═══ Record excerpts ═══

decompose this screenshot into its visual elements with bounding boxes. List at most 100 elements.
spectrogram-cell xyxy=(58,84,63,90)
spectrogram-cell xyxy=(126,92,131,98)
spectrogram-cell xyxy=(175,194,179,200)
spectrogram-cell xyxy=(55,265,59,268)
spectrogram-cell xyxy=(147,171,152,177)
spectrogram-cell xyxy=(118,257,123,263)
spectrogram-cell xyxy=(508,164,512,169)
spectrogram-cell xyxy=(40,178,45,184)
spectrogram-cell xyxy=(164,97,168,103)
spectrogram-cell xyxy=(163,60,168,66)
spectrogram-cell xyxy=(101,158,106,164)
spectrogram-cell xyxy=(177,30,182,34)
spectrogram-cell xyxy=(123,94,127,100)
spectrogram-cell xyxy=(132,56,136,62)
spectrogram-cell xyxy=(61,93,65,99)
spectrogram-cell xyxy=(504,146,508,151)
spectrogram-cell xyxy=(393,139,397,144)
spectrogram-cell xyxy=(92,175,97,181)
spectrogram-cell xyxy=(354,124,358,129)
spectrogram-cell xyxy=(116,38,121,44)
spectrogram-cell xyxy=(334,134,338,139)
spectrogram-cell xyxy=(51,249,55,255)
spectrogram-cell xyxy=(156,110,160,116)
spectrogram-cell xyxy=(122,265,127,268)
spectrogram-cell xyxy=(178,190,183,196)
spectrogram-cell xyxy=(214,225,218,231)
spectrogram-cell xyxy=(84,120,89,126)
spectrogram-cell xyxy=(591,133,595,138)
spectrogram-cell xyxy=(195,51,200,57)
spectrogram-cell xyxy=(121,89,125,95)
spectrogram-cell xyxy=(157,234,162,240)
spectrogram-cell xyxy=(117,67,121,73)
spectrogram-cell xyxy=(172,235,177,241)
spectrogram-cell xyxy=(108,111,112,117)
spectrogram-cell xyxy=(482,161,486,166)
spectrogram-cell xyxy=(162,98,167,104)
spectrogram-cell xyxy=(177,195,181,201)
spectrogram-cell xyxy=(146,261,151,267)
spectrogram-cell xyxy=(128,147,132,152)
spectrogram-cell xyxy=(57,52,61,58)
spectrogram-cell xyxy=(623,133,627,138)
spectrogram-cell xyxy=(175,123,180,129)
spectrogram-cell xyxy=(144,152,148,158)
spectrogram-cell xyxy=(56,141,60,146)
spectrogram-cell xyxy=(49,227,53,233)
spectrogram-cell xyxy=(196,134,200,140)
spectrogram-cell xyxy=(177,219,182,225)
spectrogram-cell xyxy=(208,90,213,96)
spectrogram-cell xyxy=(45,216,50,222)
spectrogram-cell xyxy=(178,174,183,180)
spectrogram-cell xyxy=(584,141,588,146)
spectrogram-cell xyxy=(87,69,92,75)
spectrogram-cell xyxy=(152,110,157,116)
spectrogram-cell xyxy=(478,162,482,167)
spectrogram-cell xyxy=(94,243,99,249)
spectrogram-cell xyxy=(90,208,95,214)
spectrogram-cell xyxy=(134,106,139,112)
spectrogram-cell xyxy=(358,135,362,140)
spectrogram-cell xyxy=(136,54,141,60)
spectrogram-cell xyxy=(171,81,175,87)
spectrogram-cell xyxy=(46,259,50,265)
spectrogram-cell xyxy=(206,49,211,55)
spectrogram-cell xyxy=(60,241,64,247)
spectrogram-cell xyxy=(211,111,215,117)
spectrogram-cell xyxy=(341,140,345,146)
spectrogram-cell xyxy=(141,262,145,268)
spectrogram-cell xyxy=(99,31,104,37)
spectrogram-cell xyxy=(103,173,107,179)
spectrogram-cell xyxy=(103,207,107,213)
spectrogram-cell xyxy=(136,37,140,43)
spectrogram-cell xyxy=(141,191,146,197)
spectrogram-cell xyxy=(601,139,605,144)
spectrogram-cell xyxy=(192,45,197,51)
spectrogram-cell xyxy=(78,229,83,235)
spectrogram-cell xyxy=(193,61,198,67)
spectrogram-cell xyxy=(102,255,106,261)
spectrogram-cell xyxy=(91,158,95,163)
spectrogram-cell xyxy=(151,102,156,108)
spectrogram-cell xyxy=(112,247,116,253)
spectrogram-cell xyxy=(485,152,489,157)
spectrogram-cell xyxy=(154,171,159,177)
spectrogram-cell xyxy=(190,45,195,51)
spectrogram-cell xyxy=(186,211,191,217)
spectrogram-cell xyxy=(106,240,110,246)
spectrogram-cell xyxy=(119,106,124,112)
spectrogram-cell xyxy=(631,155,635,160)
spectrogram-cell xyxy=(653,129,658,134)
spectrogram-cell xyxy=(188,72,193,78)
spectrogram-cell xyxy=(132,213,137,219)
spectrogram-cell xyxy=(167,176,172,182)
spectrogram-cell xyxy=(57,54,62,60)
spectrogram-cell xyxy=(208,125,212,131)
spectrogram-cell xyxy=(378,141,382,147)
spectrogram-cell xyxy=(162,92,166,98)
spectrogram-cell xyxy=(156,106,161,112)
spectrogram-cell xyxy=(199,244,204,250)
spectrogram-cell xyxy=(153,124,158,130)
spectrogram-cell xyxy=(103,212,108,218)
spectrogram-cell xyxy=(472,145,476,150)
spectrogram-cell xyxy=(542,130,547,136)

═══

▶ **Prompt**
Retype every line of the entries above with no changes to any character.

▶ **Task response**
decompose this screenshot into its visual elements with bounding boxes. List at most 100 elements.
spectrogram-cell xyxy=(58,84,63,90)
spectrogram-cell xyxy=(126,92,131,98)
spectrogram-cell xyxy=(175,194,179,200)
spectrogram-cell xyxy=(55,265,59,268)
spectrogram-cell xyxy=(147,171,152,177)
spectrogram-cell xyxy=(118,257,123,263)
spectrogram-cell xyxy=(508,164,512,169)
spectrogram-cell xyxy=(40,178,45,184)
spectrogram-cell xyxy=(164,97,168,103)
spectrogram-cell xyxy=(163,60,168,66)
spectrogram-cell xyxy=(101,158,106,164)
spectrogram-cell xyxy=(177,30,182,34)
spectrogram-cell xyxy=(123,94,127,100)
spectrogram-cell xyxy=(132,56,136,62)
spectrogram-cell xyxy=(61,93,65,99)
spectrogram-cell xyxy=(504,146,508,151)
spectrogram-cell xyxy=(393,139,397,144)
spectrogram-cell xyxy=(92,175,97,181)
spectrogram-cell xyxy=(354,124,358,129)
spectrogram-cell xyxy=(116,38,121,44)
spectrogram-cell xyxy=(334,134,338,139)
spectrogram-cell xyxy=(51,249,55,255)
spectrogram-cell xyxy=(156,110,160,116)
spectrogram-cell xyxy=(122,265,127,268)
spectrogram-cell xyxy=(178,190,183,196)
spectrogram-cell xyxy=(214,225,218,231)
spectrogram-cell xyxy=(84,120,89,126)
spectrogram-cell xyxy=(591,133,595,138)
spectrogram-cell xyxy=(195,51,200,57)
spectrogram-cell xyxy=(121,89,125,95)
spectrogram-cell xyxy=(157,234,162,240)
spectrogram-cell xyxy=(117,67,121,73)
spectrogram-cell xyxy=(172,235,177,241)
spectrogram-cell xyxy=(108,111,112,117)
spectrogram-cell xyxy=(482,161,486,166)
spectrogram-cell xyxy=(162,98,167,104)
spectrogram-cell xyxy=(177,195,181,201)
spectrogram-cell xyxy=(146,261,151,267)
spectrogram-cell xyxy=(128,147,132,152)
spectrogram-cell xyxy=(57,52,61,58)
spectrogram-cell xyxy=(623,133,627,138)
spectrogram-cell xyxy=(175,123,180,129)
spectrogram-cell xyxy=(144,152,148,158)
spectrogram-cell xyxy=(56,141,60,146)
spectrogram-cell xyxy=(49,227,53,233)
spectrogram-cell xyxy=(196,134,200,140)
spectrogram-cell xyxy=(177,219,182,225)
spectrogram-cell xyxy=(208,90,213,96)
spectrogram-cell xyxy=(45,216,50,222)
spectrogram-cell xyxy=(178,174,183,180)
spectrogram-cell xyxy=(584,141,588,146)
spectrogram-cell xyxy=(87,69,92,75)
spectrogram-cell xyxy=(152,110,157,116)
spectrogram-cell xyxy=(478,162,482,167)
spectrogram-cell xyxy=(94,243,99,249)
spectrogram-cell xyxy=(90,208,95,214)
spectrogram-cell xyxy=(134,106,139,112)
spectrogram-cell xyxy=(358,135,362,140)
spectrogram-cell xyxy=(136,54,141,60)
spectrogram-cell xyxy=(171,81,175,87)
spectrogram-cell xyxy=(46,259,50,265)
spectrogram-cell xyxy=(206,49,211,55)
spectrogram-cell xyxy=(60,241,64,247)
spectrogram-cell xyxy=(211,111,215,117)
spectrogram-cell xyxy=(341,140,345,146)
spectrogram-cell xyxy=(141,262,145,268)
spectrogram-cell xyxy=(99,31,104,37)
spectrogram-cell xyxy=(103,173,107,179)
spectrogram-cell xyxy=(103,207,107,213)
spectrogram-cell xyxy=(136,37,140,43)
spectrogram-cell xyxy=(141,191,146,197)
spectrogram-cell xyxy=(601,139,605,144)
spectrogram-cell xyxy=(192,45,197,51)
spectrogram-cell xyxy=(78,229,83,235)
spectrogram-cell xyxy=(193,61,198,67)
spectrogram-cell xyxy=(102,255,106,261)
spectrogram-cell xyxy=(91,158,95,163)
spectrogram-cell xyxy=(151,102,156,108)
spectrogram-cell xyxy=(112,247,116,253)
spectrogram-cell xyxy=(485,152,489,157)
spectrogram-cell xyxy=(154,171,159,177)
spectrogram-cell xyxy=(190,45,195,51)
spectrogram-cell xyxy=(186,211,191,217)
spectrogram-cell xyxy=(106,240,110,246)
spectrogram-cell xyxy=(119,106,124,112)
spectrogram-cell xyxy=(631,155,635,160)
spectrogram-cell xyxy=(653,129,658,134)
spectrogram-cell xyxy=(188,72,193,78)
spectrogram-cell xyxy=(132,213,137,219)
spectrogram-cell xyxy=(167,176,172,182)
spectrogram-cell xyxy=(57,54,62,60)
spectrogram-cell xyxy=(208,125,212,131)
spectrogram-cell xyxy=(378,141,382,147)
spectrogram-cell xyxy=(162,92,166,98)
spectrogram-cell xyxy=(156,106,161,112)
spectrogram-cell xyxy=(199,244,204,250)
spectrogram-cell xyxy=(153,124,158,130)
spectrogram-cell xyxy=(103,212,108,218)
spectrogram-cell xyxy=(472,145,476,150)
spectrogram-cell xyxy=(542,130,547,136)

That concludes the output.